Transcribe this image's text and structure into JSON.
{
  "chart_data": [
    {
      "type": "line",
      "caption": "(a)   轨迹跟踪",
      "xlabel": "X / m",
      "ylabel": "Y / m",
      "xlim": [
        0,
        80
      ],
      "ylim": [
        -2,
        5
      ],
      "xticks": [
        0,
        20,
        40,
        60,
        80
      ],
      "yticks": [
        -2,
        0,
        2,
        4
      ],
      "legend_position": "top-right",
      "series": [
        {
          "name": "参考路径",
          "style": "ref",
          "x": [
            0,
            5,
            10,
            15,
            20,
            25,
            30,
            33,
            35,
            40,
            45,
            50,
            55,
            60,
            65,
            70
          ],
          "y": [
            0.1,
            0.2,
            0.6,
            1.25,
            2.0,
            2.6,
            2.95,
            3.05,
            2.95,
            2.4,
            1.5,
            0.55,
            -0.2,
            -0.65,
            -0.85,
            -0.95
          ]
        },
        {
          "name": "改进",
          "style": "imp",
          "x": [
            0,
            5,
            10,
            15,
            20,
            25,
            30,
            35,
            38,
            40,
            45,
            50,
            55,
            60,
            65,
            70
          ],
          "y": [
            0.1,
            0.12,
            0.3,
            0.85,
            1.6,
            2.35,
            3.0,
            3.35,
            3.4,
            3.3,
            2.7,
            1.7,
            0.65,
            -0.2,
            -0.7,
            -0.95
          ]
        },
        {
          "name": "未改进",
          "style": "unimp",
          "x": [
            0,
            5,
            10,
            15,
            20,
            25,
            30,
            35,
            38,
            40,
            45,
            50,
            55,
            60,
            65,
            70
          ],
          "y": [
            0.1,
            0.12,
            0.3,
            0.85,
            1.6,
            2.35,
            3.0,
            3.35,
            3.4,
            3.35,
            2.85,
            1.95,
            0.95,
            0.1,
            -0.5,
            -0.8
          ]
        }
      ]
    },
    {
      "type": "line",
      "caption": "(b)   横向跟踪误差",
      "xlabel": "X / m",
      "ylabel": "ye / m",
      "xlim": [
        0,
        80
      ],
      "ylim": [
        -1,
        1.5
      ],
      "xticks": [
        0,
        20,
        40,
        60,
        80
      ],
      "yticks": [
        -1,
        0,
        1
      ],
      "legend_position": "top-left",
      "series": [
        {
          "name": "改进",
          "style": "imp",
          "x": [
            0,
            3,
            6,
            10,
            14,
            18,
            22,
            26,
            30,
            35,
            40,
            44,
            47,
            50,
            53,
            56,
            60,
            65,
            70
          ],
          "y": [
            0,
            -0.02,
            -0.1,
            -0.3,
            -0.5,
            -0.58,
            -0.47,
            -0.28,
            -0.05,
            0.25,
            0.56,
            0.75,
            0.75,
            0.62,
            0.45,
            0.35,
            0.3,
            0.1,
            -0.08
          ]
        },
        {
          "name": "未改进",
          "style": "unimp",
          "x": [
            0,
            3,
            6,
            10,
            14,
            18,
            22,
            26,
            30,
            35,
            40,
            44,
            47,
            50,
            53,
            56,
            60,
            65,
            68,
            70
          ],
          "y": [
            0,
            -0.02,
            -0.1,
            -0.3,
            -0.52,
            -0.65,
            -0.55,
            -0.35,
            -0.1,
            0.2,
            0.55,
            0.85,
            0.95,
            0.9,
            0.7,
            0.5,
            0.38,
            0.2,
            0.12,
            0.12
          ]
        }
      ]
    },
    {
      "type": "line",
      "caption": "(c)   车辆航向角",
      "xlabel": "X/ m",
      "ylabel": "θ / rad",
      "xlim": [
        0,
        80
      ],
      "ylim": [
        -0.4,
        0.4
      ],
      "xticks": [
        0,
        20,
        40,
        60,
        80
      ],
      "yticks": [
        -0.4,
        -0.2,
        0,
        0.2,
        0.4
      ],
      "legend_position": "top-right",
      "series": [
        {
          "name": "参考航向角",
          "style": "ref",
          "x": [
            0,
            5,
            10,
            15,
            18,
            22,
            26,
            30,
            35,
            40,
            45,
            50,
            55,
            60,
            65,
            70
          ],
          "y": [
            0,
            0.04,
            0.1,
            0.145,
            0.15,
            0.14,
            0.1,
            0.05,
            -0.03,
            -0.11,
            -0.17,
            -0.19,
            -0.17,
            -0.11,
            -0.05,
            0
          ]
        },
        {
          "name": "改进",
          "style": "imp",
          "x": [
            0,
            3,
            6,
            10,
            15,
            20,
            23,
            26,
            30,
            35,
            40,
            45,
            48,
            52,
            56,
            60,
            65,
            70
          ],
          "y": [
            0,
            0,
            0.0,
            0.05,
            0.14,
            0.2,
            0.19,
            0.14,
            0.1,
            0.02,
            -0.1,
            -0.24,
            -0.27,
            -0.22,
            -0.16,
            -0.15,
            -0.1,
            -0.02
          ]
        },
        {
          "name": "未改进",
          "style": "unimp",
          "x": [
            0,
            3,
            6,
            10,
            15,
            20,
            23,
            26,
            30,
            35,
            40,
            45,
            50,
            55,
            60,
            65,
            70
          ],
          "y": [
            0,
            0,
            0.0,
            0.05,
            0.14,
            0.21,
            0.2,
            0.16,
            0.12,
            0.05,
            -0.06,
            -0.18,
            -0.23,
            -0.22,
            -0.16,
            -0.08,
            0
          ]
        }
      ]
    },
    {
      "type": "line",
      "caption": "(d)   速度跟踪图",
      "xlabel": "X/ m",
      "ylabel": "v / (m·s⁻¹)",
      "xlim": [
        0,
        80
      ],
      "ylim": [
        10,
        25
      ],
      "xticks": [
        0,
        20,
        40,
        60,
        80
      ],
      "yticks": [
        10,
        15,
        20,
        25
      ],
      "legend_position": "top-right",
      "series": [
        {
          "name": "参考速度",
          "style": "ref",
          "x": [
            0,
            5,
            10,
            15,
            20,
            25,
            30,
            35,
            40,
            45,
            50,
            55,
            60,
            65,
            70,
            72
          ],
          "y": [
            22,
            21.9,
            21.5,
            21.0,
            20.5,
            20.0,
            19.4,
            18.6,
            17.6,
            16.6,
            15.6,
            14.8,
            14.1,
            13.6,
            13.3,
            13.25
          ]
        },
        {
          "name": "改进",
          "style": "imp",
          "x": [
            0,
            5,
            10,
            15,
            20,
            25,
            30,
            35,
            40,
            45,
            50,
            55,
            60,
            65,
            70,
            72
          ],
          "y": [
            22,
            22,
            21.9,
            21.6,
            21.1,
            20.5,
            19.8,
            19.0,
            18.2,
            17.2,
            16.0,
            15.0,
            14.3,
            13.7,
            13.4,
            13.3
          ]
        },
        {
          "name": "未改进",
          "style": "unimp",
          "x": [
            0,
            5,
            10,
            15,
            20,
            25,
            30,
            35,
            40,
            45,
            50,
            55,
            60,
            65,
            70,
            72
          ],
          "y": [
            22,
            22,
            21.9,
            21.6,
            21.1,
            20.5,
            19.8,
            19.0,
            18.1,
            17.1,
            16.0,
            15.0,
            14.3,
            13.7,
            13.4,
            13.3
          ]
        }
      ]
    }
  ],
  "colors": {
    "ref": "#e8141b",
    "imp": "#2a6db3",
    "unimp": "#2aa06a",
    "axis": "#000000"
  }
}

━━━

- Given instruction
Your task is to reproduce the whole listing exactly.

- Answer
Transcribe this image's text and structure into JSON.
{
  "chart_data": [
    {
      "type": "line",
      "caption": "(a)   轨迹跟踪",
      "xlabel": "X / m",
      "ylabel": "Y / m",
      "xlim": [
        0,
        80
      ],
      "ylim": [
        -2,
        5
      ],
      "xticks": [
        0,
        20,
        40,
        60,
        80
      ],
      "yticks": [
        -2,
        0,
        2,
        4
      ],
      "legend_position": "top-right",
      "series": [
        {
          "name": "参考路径",
          "style": "ref",
          "x": [
            0,
            5,
            10,
            15,
            20,
            25,
            30,
            33,
            35,
            40,
            45,
            50,
            55,
            60,
            65,
            70
          ],
          "y": [
            0.1,
            0.2,
            0.6,
            1.25,
            2.0,
            2.6,
            2.95,
            3.05,
            2.95,
            2.4,
            1.5,
            0.55,
            -0.2,
            -0.65,
            -0.85,
            -0.95
          ]
        },
        {
          "name": "改进",
          "style": "imp",
          "x": [
            0,
            5,
            10,
            15,
            20,
            25,
            30,
            35,
            38,
            40,
            45,
            50,
            55,
            60,
            65,
            70
          ],
          "y": [
            0.1,
            0.12,
            0.3,
            0.85,
            1.6,
            2.35,
            3.0,
            3.35,
            3.4,
            3.3,
            2.7,
            1.7,
            0.65,
            -0.2,
            -0.7,
            -0.95
          ]
        },
        {
          "name": "未改进",
          "style": "unimp",
          "x": [
            0,
            5,
            10,
            15,
            20,
            25,
            30,
            35,
            38,
            40,
            45,
            50,
            55,
            60,
            65,
            70
          ],
          "y": [
            0.1,
            0.12,
            0.3,
            0.85,
            1.6,
            2.35,
            3.0,
            3.35,
            3.4,
            3.35,
            2.85,
            1.95,
            0.95,
            0.1,
            -0.5,
            -0.8
          ]
        }
      ]
    },
    {
      "type": "line",
      "caption": "(b)   横向跟踪误差",
      "xlabel": "X / m",
      "ylabel": "ye / m",
      "xlim": [
        0,
        80
      ],
      "ylim": [
        -1,
        1.5
      ],
      "xticks": [
        0,
        20,
        40,
        60,
        80
      ],
      "yticks": [
        -1,
        0,
        1
      ],
      "legend_position": "top-left",
      "series": [
        {
          "name": "改进",
          "style": "imp",
          "x": [
            0,
            3,
            6,
            10,
            14,
            18,
            22,
            26,
            30,
            35,
            40,
            44,
            47,
            50,
            53,
            56,
            60,
            65,
            70
          ],
          "y": [
            0,
            -0.02,
            -0.1,
            -0.3,
            -0.5,
            -0.58,
            -0.47,
            -0.28,
            -0.05,
            0.25,
            0.56,
            0.75,
            0.75,
            0.62,
            0.45,
            0.35,
            0.3,
            0.1,
            -0.08
          ]
        },
        {
          "name": "未改进",
          "style": "unimp",
          "x": [
            0,
            3,
            6,
            10,
            14,
            18,
            22,
            26,
            30,
            35,
            40,
            44,
            47,
            50,
            53,
            56,
            60,
            65,
            68,
            70
          ],
          "y": [
            0,
            -0.02,
            -0.1,
            -0.3,
            -0.52,
            -0.65,
            -0.55,
            -0.35,
            -0.1,
            0.2,
            0.55,
            0.85,
            0.95,
            0.9,
            0.7,
            0.5,
            0.38,
            0.2,
            0.12,
            0.12
          ]
        }
      ]
    },
    {
      "type": "line",
      "caption": "(c)   车辆航向角",
      "xlabel": "X/ m",
      "ylabel": "θ / rad",
      "xlim": [
        0,
        80
      ],
      "ylim": [
        -0.4,
        0.4
      ],
      "xticks": [
        0,
        20,
        40,
        60,
        80
      ],
      "yticks": [
        -0.4,
        -0.2,
        0,
        0.2,
        0.4
      ],
      "legend_position": "top-right",
      "series": [
        {
          "name": "参考航向角",
          "style": "ref",
          "x": [
            0,
            5,
            10,
            15,
            18,
            22,
            26,
            30,
            35,
            40,
            45,
            50,
            55,
            60,
            65,
            70
          ],
          "y": [
            0,
            0.04,
            0.1,
            0.145,
            0.15,
            0.14,
            0.1,
            0.05,
            -0.03,
            -0.11,
            -0.17,
            -0.19,
            -0.17,
            -0.11,
            -0.05,
            0
          ]
        },
        {
          "name": "改进",
          "style": "imp",
          "x": [
            0,
            3,
            6,
            10,
            15,
            20,
            23,
            26,
            30,
            35,
            40,
            45,
            48,
            52,
            56,
            60,
            65,
            70
          ],
          "y": [
            0,
            0,
            0.0,
            0.05,
            0.14,
            0.2,
            0.19,
            0.14,
            0.1,
            0.02,
            -0.1,
            -0.24,
            -0.27,
            -0.22,
            -0.16,
            -0.15,
            -0.1,
            -0.02
          ]
        },
        {
          "name": "未改进",
          "style": "unimp",
          "x": [
            0,
            3,
            6,
            10,
            15,
            20,
            23,
            26,
            30,
            35,
            40,
            45,
            50,
            55,
            60,
            65,
            70
          ],
          "y": [
            0,
            0,
            0.0,
            0.05,
            0.14,
            0.21,
            0.2,
            0.16,
            0.12,
            0.05,
            -0.06,
            -0.18,
            -0.23,
            -0.22,
            -0.16,
            -0.08,
            0
          ]
        }
      ]
    },
    {
      "type": "line",
      "caption": "(d)   速度跟踪图",
      "xlabel": "X/ m",
      "ylabel": "v / (m·s⁻¹)",
      "xlim": [
        0,
        80
      ],
      "ylim": [
        10,
        25
      ],
      "xticks": [
        0,
        20,
        40,
        60,
        80
      ],
      "yticks": [
        10,
        15,
        20,
        25
      ],
      "legend_position": "top-right",
      "series": [
        {
          "name": "参考速度",
          "style": "ref",
          "x": [
            0,
            5,
            10,
            15,
            20,
            25,
            30,
            35,
            40,
            45,
            50,
            55,
            60,
            65,
            70,
            72
          ],
          "y": [
            22,
            21.9,
            21.5,
            21.0,
            20.5,
            20.0,
            19.4,
            18.6,
            17.6,
            16.6,
            15.6,
            14.8,
            14.1,
            13.6,
            13.3,
            13.25
          ]
        },
        {
          "name": "改进",
          "style": "imp",
          "x": [
            0,
            5,
            10,
            15,
            20,
            25,
            30,
            35,
            40,
            45,
            50,
            55,
            60,
            65,
            70,
            72
          ],
          "y": [
            22,
            22,
            21.9,
            21.6,
            21.1,
            20.5,
            19.8,
            19.0,
            18.2,
            17.2,
            16.0,
            15.0,
            14.3,
            13.7,
            13.4,
            13.3
          ]
        },
        {
          "name": "未改进",
          "style": "unimp",
          "x": [
            0,
            5,
            10,
            15,
            20,
            25,
            30,
            35,
            40,
            45,
            50,
            55,
            60,
            65,
            70,
            72
          ],
          "y": [
            22,
            22,
            21.9,
            21.6,
            21.1,
            20.5,
            19.8,
            19.0,
            18.1,
            17.1,
            16.0,
            15.0,
            14.3,
            13.7,
            13.4,
            13.3
          ]
        }
      ]
    }
  ],
  "colors": {
    "ref": "#e8141b",
    "imp": "#2a6db3",
    "unimp": "#2aa06a",
    "axis": "#000000"
  }
}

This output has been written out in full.